**Given task**: Drop all images and give the records again exactly.
---------- Data extract ----------
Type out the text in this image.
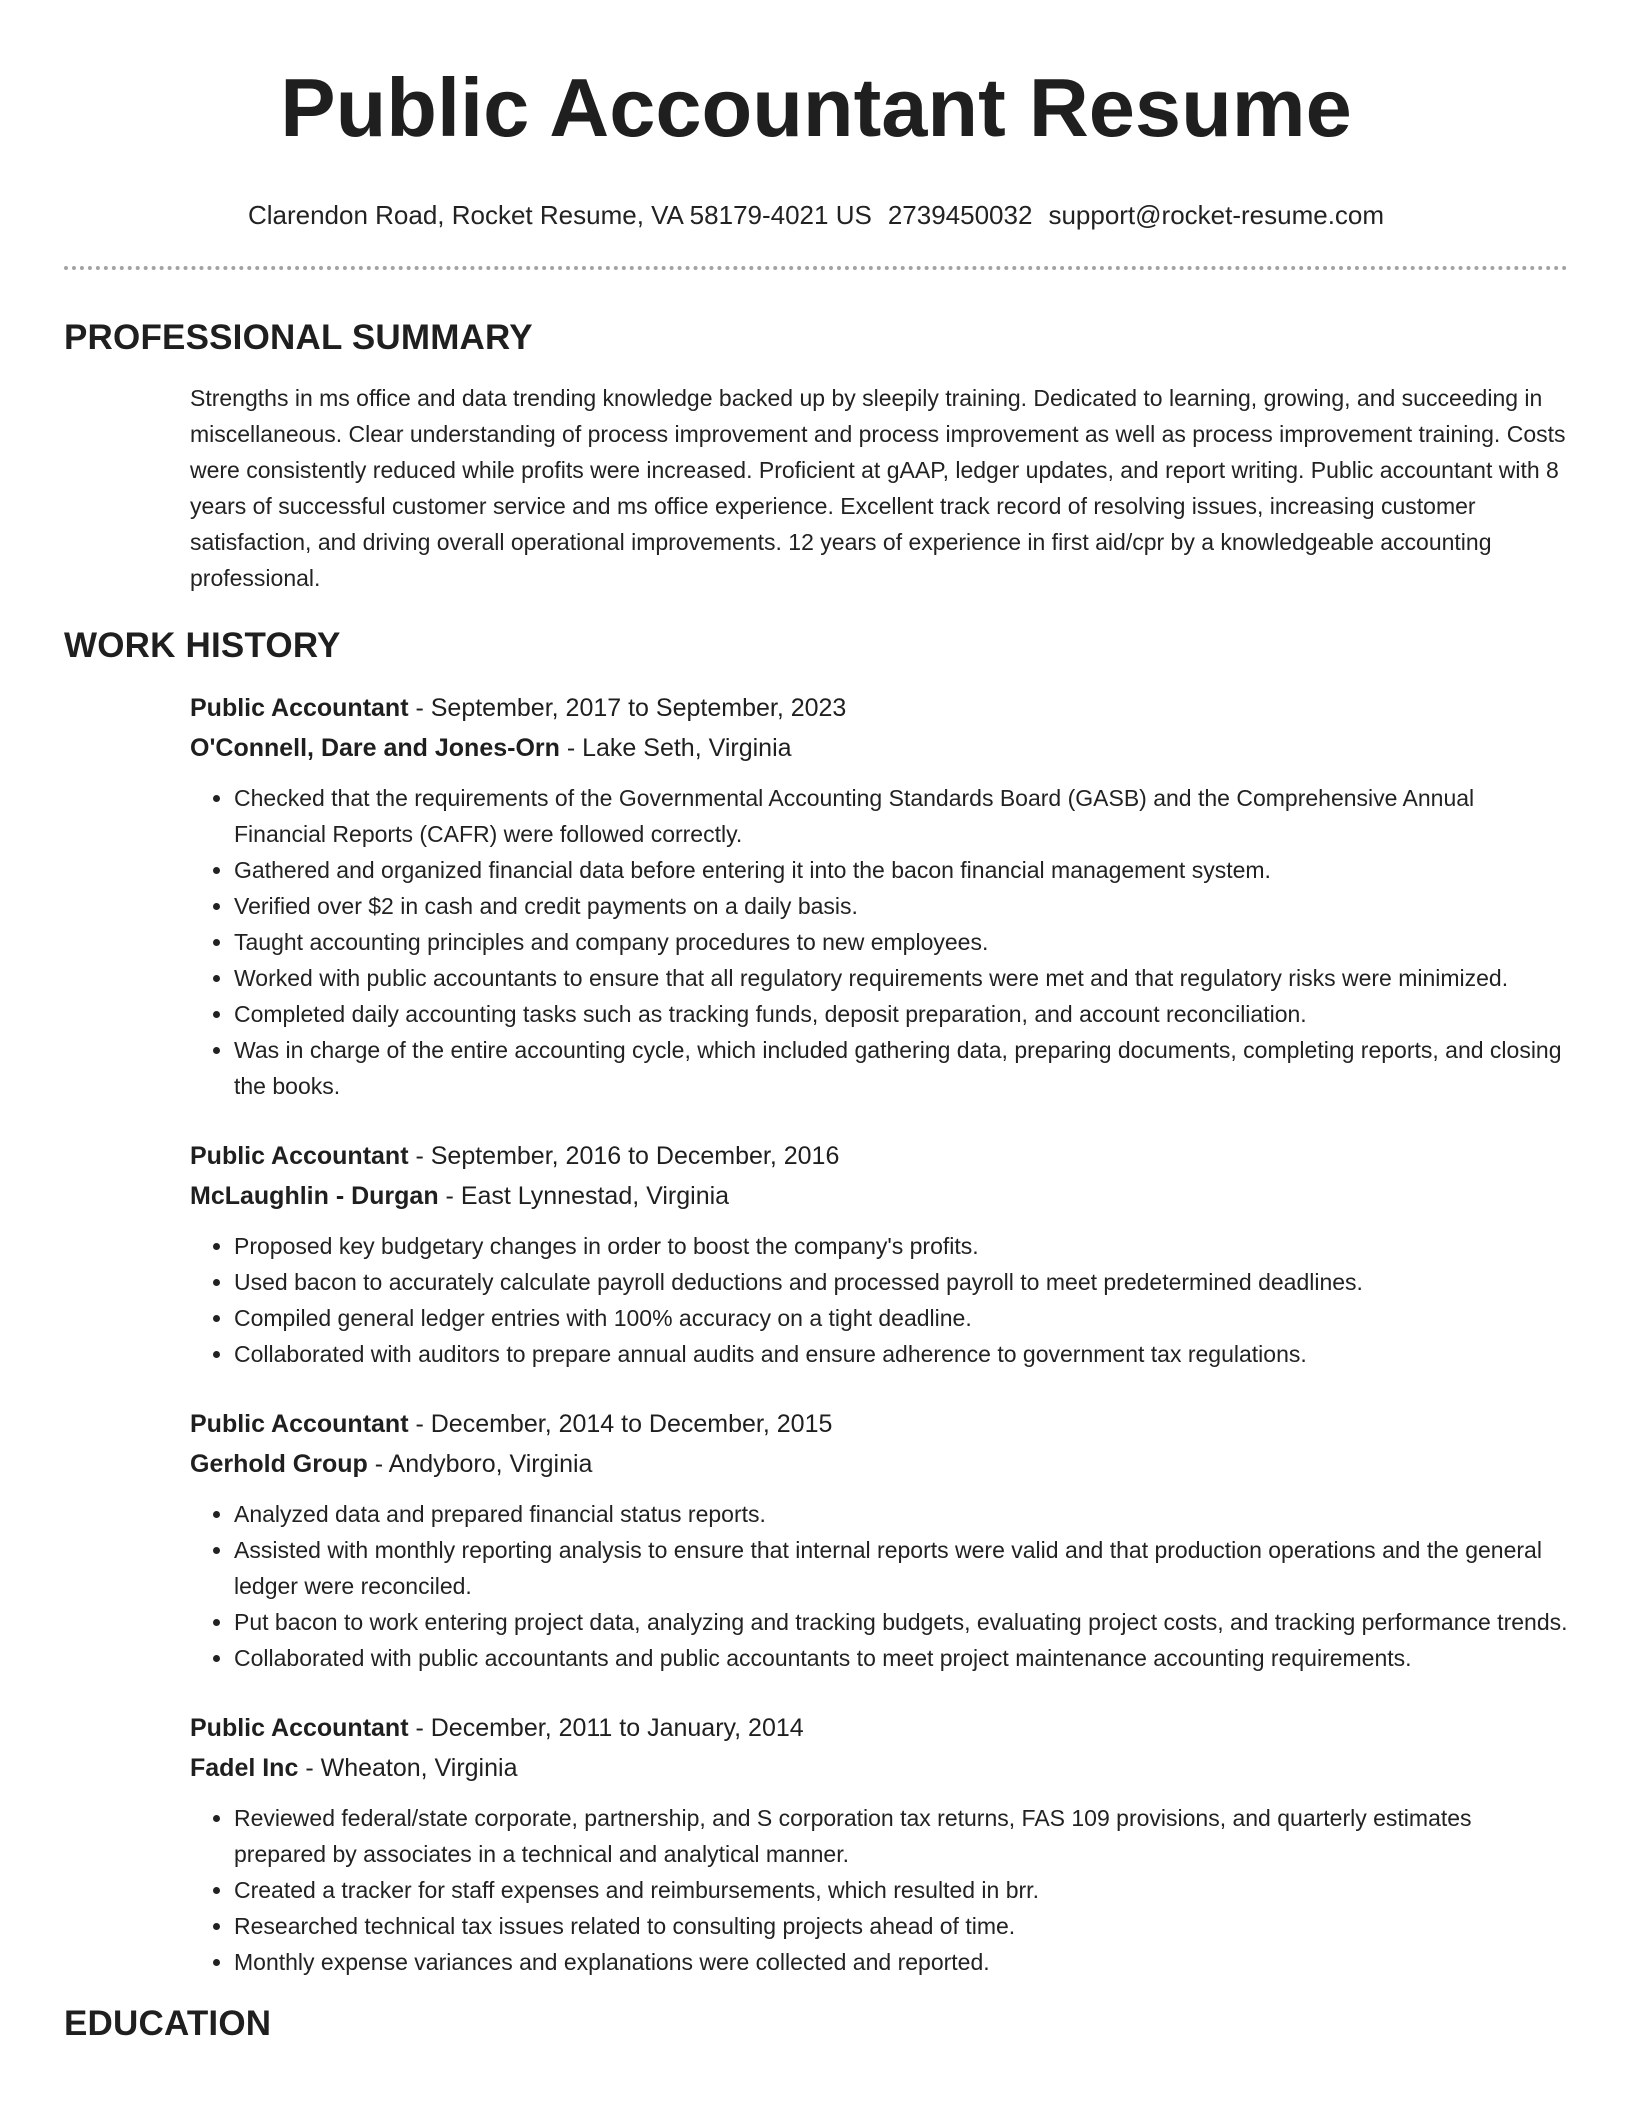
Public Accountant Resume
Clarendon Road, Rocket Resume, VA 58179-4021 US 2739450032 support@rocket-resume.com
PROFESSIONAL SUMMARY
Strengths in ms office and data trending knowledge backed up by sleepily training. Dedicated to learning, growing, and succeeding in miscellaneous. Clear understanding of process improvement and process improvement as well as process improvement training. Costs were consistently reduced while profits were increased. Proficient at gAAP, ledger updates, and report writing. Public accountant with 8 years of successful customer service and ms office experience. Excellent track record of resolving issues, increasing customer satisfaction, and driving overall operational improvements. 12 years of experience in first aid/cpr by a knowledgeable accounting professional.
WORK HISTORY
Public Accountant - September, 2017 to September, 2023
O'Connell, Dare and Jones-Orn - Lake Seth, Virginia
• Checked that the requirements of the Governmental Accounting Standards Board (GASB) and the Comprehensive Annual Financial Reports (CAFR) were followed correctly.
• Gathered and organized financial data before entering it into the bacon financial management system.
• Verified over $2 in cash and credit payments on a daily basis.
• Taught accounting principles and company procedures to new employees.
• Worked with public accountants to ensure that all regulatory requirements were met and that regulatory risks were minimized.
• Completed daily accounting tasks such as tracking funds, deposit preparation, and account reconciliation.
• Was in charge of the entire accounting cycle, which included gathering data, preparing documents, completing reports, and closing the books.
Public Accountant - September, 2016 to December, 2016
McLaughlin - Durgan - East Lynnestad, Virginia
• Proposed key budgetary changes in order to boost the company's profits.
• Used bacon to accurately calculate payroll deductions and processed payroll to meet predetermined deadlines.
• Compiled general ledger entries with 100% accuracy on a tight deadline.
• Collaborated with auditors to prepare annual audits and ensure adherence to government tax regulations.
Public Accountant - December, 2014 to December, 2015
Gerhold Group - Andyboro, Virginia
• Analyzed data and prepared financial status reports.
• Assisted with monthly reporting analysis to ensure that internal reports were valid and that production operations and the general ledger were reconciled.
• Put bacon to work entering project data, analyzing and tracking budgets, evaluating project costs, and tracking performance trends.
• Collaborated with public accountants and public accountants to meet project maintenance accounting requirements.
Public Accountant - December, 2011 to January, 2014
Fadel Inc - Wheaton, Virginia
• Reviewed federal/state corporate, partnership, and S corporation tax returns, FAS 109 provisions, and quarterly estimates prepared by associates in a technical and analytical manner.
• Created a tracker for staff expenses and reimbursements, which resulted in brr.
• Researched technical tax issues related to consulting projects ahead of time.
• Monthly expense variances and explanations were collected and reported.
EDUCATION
----------
**Output**:
Type out the text in this image.
Public Accountant Resume
Clarendon Road, Rocket Resume, VA 58179-4021 US 2739450032 support@rocket-resume.com
PROFESSIONAL SUMMARY
Strengths in ms office and data trending knowledge backed up by sleepily training. Dedicated to learning, growing, and succeeding in miscellaneous. Clear understanding of process improvement and process improvement as well as process improvement training. Costs were consistently reduced while profits were increased. Proficient at gAAP, ledger updates, and report writing. Public accountant with 8 years of successful customer service and ms office experience. Excellent track record of resolving issues, increasing customer satisfaction, and driving overall operational improvements. 12 years of experience in first aid/cpr by a knowledgeable accounting professional.
WORK HISTORY
Public Accountant - September, 2017 to September, 2023
O'Connell, Dare and Jones-Orn - Lake Seth, Virginia
• Checked that the requirements of the Governmental Accounting Standards Board (GASB) and the Comprehensive Annual Financial Reports (CAFR) were followed correctly.
• Gathered and organized financial data before entering it into the bacon financial management system.
• Verified over $2 in cash and credit payments on a daily basis.
• Taught accounting principles and company procedures to new employees.
• Worked with public accountants to ensure that all regulatory requirements were met and that regulatory risks were minimized.
• Completed daily accounting tasks such as tracking funds, deposit preparation, and account reconciliation.
• Was in charge of the entire accounting cycle, which included gathering data, preparing documents, completing reports, and closing the books.
Public Accountant - September, 2016 to December, 2016
McLaughlin - Durgan - East Lynnestad, Virginia
• Proposed key budgetary changes in order to boost the company's profits.
• Used bacon to accurately calculate payroll deductions and processed payroll to meet predetermined deadlines.
• Compiled general ledger entries with 100% accuracy on a tight deadline.
• Collaborated with auditors to prepare annual audits and ensure adherence to government tax regulations.
Public Accountant - December, 2014 to December, 2015
Gerhold Group - Andyboro, Virginia
• Analyzed data and prepared financial status reports.
• Assisted with monthly reporting analysis to ensure that internal reports were valid and that production operations and the general ledger were reconciled.
• Put bacon to work entering project data, analyzing and tracking budgets, evaluating project costs, and tracking performance trends.
• Collaborated with public accountants and public accountants to meet project maintenance accounting requirements.
Public Accountant - December, 2011 to January, 2014
Fadel Inc - Wheaton, Virginia
• Reviewed federal/state corporate, partnership, and S corporation tax returns, FAS 109 provisions, and quarterly estimates prepared by associates in a technical and analytical manner.
• Created a tracker for staff expenses and reimbursements, which resulted in brr.
• Researched technical tax issues related to consulting projects ahead of time.
• Monthly expense variances and explanations were collected and reported.
EDUCATION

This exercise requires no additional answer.